Select and reproduce each line of the listing below that bears the string "values".
[BEGIN]
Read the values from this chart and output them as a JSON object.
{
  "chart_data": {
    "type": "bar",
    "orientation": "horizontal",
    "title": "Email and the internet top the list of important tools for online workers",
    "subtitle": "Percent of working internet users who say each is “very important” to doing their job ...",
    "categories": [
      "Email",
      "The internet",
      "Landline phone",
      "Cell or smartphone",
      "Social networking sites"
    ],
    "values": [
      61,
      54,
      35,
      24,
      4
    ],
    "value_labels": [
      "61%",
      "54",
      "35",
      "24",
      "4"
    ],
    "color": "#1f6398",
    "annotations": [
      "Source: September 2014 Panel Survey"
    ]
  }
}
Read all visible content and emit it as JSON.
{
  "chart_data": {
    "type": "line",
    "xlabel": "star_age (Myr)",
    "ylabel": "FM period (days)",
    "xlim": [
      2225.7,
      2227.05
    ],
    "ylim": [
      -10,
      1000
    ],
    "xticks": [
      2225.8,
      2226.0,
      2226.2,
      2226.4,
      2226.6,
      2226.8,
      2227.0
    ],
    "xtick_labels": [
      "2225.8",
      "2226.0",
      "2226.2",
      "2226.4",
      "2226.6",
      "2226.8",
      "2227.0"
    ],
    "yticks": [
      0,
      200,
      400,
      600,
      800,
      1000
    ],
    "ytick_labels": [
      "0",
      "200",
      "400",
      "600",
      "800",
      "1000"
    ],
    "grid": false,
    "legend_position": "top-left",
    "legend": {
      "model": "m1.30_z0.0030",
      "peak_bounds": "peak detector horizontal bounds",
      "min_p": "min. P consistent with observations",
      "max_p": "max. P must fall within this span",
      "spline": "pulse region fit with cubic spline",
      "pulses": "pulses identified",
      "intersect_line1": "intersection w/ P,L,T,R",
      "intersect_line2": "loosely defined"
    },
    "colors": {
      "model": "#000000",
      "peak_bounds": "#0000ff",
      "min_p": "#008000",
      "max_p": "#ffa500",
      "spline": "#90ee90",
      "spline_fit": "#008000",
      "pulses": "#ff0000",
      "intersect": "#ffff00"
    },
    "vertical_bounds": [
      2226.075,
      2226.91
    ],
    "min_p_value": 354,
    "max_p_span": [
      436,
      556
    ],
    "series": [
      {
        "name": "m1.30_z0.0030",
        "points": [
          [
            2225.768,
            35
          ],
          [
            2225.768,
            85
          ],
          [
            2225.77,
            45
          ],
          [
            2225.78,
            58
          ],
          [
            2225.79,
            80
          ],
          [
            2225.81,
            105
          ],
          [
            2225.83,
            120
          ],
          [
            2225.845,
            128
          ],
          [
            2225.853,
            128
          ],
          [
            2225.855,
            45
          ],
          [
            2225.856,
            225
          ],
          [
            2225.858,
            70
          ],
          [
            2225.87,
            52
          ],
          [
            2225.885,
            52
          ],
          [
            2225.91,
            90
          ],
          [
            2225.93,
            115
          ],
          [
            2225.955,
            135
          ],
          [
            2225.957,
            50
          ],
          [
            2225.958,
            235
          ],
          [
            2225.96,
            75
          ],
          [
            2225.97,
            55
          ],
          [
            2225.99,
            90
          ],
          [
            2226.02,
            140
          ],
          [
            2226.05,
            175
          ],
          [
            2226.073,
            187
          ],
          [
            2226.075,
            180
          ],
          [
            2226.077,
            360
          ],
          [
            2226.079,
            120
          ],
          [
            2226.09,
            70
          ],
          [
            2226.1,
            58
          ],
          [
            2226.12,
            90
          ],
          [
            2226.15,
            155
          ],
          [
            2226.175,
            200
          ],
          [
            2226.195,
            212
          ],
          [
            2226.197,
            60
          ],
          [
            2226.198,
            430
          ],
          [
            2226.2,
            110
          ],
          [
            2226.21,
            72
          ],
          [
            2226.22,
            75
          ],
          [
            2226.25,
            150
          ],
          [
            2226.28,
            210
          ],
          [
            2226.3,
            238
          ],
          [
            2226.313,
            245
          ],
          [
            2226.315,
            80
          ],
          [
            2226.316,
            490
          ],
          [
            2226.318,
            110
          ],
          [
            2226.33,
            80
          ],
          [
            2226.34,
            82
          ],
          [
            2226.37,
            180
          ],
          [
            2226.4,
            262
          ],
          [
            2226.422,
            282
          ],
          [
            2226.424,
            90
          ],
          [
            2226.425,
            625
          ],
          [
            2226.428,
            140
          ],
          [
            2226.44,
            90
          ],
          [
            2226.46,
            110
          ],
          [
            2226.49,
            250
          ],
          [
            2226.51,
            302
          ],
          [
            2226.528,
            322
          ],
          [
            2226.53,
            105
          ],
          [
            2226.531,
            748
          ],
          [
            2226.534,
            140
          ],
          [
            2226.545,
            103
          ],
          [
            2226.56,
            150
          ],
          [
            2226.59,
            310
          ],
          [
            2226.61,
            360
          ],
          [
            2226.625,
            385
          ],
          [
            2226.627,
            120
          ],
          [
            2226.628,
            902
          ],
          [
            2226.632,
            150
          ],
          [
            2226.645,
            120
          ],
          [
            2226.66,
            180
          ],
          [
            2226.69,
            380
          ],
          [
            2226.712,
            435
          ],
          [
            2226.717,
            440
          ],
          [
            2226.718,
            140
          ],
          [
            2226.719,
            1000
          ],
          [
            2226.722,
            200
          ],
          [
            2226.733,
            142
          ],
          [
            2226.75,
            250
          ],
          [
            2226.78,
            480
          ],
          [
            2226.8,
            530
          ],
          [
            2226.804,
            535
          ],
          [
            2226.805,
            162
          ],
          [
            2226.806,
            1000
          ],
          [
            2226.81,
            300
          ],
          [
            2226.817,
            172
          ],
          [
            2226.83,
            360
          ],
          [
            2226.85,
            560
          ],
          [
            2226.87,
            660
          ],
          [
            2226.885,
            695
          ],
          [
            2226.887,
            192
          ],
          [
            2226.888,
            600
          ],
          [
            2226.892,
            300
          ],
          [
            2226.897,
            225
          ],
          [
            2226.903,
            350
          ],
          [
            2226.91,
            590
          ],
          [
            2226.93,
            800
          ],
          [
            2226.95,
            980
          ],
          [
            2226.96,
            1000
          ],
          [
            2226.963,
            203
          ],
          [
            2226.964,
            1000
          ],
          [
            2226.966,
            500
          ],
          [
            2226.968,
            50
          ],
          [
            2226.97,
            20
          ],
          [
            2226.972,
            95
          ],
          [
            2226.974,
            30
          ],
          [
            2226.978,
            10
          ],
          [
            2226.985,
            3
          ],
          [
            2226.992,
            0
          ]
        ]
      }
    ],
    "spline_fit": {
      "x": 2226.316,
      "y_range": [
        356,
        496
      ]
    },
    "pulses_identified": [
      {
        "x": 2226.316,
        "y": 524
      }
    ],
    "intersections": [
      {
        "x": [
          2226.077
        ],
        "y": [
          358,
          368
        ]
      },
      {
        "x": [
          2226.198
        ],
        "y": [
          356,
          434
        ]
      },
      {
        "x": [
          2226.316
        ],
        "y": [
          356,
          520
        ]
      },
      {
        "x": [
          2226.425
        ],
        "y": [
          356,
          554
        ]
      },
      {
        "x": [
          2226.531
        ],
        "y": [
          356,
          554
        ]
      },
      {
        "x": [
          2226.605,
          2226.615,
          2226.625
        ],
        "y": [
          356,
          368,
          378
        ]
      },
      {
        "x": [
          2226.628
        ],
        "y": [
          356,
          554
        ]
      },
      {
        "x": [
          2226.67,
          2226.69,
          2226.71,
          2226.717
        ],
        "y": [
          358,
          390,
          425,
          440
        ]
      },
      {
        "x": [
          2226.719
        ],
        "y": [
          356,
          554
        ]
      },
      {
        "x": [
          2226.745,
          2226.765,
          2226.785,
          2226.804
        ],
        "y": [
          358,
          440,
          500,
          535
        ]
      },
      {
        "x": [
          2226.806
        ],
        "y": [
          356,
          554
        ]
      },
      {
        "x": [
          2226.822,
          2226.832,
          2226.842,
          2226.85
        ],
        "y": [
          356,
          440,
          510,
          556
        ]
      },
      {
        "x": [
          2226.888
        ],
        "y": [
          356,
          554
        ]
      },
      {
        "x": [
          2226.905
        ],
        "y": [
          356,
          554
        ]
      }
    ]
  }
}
[END]
▶ _The answer_:
Read the values from this chart and output them as a JSON object.
    "values": [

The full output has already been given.